[Excerpts from a figure dataset]
*-*-*
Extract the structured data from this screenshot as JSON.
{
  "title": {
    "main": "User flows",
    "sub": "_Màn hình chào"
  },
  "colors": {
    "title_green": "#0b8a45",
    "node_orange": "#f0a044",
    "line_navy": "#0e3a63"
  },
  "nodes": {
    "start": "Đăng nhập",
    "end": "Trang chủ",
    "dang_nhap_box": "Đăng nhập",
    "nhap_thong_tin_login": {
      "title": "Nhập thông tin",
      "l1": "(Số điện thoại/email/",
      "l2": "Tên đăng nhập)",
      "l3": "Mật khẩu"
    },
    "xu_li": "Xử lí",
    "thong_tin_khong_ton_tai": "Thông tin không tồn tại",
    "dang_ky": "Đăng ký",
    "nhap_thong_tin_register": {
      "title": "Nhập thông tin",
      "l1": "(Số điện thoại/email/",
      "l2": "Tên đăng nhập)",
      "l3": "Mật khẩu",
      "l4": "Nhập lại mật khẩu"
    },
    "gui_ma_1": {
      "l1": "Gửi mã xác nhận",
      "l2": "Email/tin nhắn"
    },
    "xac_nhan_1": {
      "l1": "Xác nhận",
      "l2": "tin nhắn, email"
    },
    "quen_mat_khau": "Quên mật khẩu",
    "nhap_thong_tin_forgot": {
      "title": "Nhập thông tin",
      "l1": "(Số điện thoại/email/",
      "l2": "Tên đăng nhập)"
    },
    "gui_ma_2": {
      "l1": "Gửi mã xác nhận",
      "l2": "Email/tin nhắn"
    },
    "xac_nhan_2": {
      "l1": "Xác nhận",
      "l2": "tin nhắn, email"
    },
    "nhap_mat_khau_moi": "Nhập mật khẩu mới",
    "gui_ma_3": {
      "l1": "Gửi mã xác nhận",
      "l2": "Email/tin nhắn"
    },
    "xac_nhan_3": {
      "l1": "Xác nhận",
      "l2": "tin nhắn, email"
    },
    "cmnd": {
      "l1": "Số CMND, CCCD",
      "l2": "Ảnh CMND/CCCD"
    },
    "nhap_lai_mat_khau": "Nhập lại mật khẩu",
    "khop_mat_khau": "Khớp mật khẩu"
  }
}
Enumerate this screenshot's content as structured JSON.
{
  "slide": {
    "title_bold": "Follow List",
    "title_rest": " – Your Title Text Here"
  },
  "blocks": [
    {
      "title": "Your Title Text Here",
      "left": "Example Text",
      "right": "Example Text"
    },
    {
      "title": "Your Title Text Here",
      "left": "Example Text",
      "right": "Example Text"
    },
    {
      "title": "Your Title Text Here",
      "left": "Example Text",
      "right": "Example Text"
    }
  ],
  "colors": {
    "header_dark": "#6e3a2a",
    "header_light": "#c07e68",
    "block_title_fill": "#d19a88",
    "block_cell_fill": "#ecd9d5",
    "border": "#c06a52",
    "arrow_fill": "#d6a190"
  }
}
*-*-*
### Set exercise
Copy out the data shown above without altering anything.

### Expected output
Extract the structured data from this screenshot as JSON.
{
  "title": {
    "main": "User flows",
    "sub": "_Màn hình chào"
  },
  "colors": {
    "title_green": "#0b8a45",
    "node_orange": "#f0a044",
    "line_navy": "#0e3a63"
  },
  "nodes": {
    "start": "Đăng nhập",
    "end": "Trang chủ",
    "dang_nhap_box": "Đăng nhập",
    "nhap_thong_tin_login": {
      "title": "Nhập thông tin",
      "l1": "(Số điện thoại/email/",
      "l2": "Tên đăng nhập)",
      "l3": "Mật khẩu"
    },
    "xu_li": "Xử lí",
    "thong_tin_khong_ton_tai": "Thông tin không tồn tại",
    "dang_ky": "Đăng ký",
    "nhap_thong_tin_register": {
      "title": "Nhập thông tin",
      "l1": "(Số điện thoại/email/",
      "l2": "Tên đăng nhập)",
      "l3": "Mật khẩu",
      "l4": "Nhập lại mật khẩu"
    },
    "gui_ma_1": {
      "l1": "Gửi mã xác nhận",
      "l2": "Email/tin nhắn"
    },
    "xac_nhan_1": {
      "l1": "Xác nhận",
      "l2": "tin nhắn, email"
    },
    "quen_mat_khau": "Quên mật khẩu",
    "nhap_thong_tin_forgot": {
      "title": "Nhập thông tin",
      "l1": "(Số điện thoại/email/",
      "l2": "Tên đăng nhập)"
    },
    "gui_ma_2": {
      "l1": "Gửi mã xác nhận",
      "l2": "Email/tin nhắn"
    },
    "xac_nhan_2": {
      "l1": "Xác nhận",
      "l2": "tin nhắn, email"
    },
    "nhap_mat_khau_moi": "Nhập mật khẩu mới",
    "gui_ma_3": {
      "l1": "Gửi mã xác nhận",
      "l2": "Email/tin nhắn"
    },
    "xac_nhan_3": {
      "l1": "Xác nhận",
      "l2": "tin nhắn, email"
    },
    "cmnd": {
      "l1": "Số CMND, CCCD",
      "l2": "Ảnh CMND/CCCD"
    },
    "nhap_lai_mat_khau": "Nhập lại mật khẩu",
    "khop_mat_khau": "Khớp mật khẩu"
  }
}
Enumerate this screenshot's content as structured JSON.
{
  "slide": {
    "title_bold": "Follow List",
    "title_rest": " – Your Title Text Here"
  },
  "blocks": [
    {
      "title": "Your Title Text Here",
      "left": "Example Text",
      "right": "Example Text"
    },
    {
      "title": "Your Title Text Here",
      "left": "Example Text",
      "right": "Example Text"
    },
    {
      "title": "Your Title Text Here",
      "left": "Example Text",
      "right": "Example Text"
    }
  ],
  "colors": {
    "header_dark": "#6e3a2a",
    "header_light": "#c07e68",
    "block_title_fill": "#d19a88",
    "block_cell_fill": "#ecd9d5",
    "border": "#c06a52",
    "arrow_fill": "#d6a190"
  }
}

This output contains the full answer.